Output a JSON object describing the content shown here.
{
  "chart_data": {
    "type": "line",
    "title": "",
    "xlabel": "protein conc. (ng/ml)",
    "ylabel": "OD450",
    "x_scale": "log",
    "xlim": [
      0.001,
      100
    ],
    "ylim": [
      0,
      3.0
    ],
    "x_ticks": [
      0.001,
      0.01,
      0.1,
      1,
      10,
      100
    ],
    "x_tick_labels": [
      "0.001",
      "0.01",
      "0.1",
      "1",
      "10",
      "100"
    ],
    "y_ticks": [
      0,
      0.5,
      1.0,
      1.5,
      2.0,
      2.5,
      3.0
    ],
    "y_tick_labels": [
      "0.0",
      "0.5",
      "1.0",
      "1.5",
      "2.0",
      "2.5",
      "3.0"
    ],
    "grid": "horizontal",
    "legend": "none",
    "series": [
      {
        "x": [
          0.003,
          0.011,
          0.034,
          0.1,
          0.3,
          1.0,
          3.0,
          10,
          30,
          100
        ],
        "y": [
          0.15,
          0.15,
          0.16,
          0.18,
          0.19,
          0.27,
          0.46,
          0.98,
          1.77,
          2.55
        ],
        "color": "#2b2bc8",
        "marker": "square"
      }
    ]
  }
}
--
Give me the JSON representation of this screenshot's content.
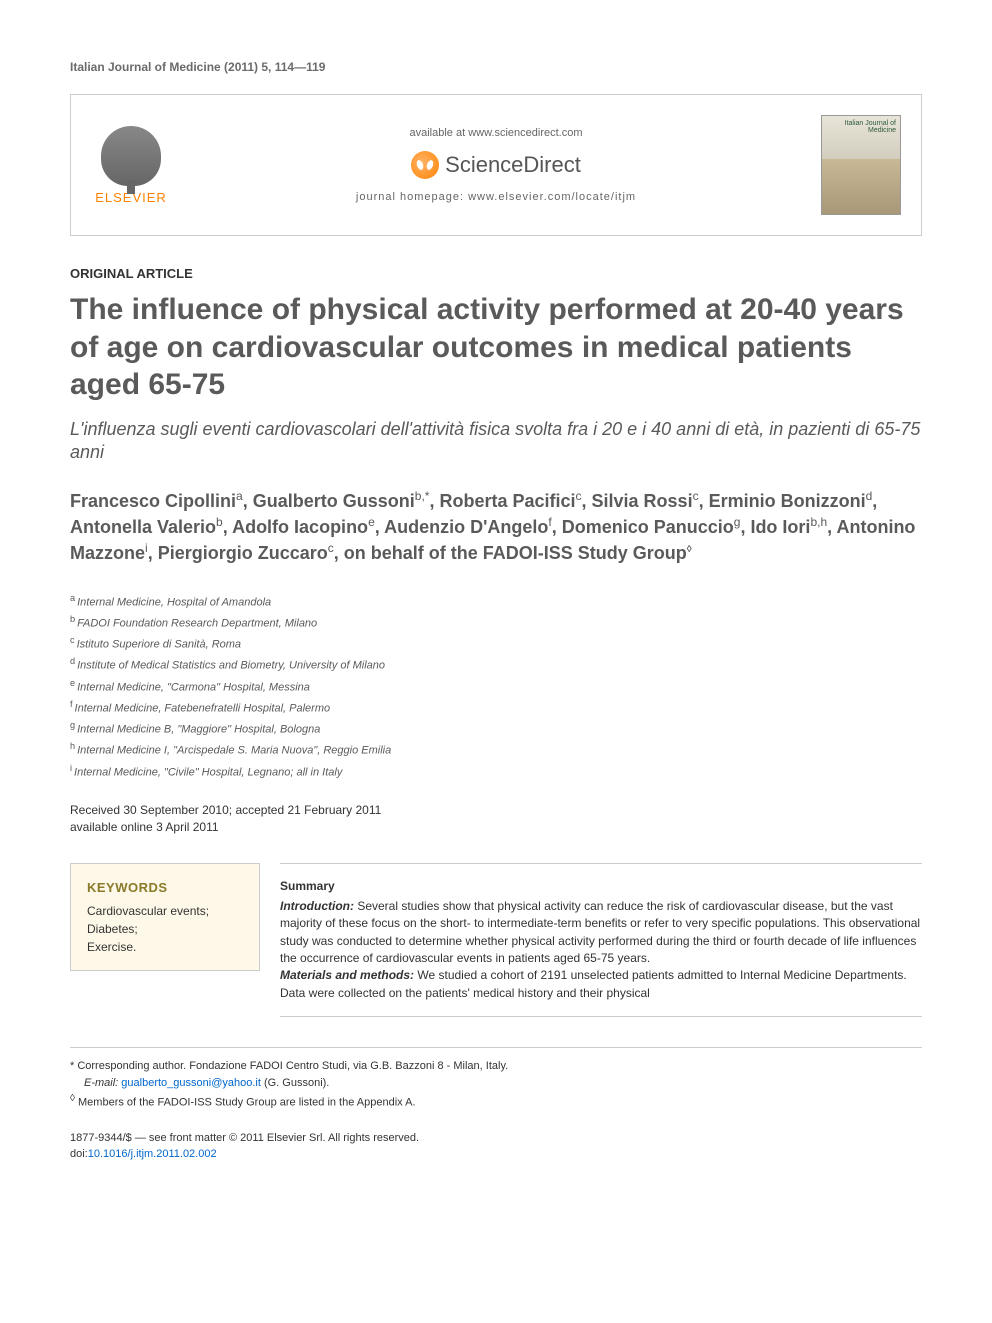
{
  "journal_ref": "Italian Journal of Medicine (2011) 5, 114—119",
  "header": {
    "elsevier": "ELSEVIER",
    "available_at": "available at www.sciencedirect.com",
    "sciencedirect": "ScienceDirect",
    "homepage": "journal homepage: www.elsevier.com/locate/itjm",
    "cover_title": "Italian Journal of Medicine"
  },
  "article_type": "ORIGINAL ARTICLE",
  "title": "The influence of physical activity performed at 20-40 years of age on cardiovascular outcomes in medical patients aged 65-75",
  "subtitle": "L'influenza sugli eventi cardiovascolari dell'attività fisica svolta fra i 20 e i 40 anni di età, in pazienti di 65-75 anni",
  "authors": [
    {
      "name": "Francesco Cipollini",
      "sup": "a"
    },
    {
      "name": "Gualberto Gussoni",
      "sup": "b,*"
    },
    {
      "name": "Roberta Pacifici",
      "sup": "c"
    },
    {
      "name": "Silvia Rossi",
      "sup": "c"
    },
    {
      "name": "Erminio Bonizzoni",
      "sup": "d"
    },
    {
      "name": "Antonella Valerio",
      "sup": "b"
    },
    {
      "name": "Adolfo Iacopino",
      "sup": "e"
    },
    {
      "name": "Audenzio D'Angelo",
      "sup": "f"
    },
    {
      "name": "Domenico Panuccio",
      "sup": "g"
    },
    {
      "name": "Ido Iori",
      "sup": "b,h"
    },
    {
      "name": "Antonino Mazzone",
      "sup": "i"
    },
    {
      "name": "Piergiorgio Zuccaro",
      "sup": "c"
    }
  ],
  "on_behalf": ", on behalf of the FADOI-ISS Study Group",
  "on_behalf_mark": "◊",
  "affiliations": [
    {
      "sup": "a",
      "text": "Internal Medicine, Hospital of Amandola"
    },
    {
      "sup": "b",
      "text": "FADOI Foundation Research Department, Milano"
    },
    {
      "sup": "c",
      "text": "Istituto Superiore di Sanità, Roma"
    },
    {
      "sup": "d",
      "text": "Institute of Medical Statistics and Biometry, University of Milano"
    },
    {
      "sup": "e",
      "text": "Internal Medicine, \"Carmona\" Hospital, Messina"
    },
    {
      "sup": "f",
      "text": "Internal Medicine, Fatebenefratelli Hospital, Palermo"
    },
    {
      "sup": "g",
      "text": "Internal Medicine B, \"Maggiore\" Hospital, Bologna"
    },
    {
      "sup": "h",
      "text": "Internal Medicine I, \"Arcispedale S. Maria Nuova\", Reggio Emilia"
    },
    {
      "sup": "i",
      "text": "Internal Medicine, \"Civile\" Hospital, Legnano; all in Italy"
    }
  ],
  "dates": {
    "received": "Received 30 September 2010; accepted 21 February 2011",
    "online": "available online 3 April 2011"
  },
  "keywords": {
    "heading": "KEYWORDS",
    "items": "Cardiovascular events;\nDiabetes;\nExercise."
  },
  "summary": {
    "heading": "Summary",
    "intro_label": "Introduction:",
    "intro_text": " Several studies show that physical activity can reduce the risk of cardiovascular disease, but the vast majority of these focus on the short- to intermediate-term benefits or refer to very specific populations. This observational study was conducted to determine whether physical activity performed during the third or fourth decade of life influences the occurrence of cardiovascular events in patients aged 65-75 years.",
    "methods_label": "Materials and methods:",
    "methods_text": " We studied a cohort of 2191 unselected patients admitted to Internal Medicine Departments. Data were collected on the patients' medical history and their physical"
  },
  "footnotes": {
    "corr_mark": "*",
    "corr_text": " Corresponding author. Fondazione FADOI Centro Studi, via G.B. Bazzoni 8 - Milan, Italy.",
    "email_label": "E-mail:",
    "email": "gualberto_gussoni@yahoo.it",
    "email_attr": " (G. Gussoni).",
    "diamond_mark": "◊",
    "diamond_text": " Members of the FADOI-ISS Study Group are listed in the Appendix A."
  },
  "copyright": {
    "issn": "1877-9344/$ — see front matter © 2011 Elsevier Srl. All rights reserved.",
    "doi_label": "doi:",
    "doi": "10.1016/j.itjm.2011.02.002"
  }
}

__Action item__. Which lines above hold the string "events"? Show each of them.

__Exercise answer__.
    "items": "Cardiovascular events;\nDiabetes;\nExercise."
    "intro_text": " Several studies show that physical activity can reduce the risk of cardiovascular disease, but the vast majority of these focus on the short- to intermediate-term benefits or refer to very specific populations. This observational study was conducted to determine whether physical activity performed during the third or fourth decade of life influences the occurrence of cardiovascular events in patients aged 65-75 years.",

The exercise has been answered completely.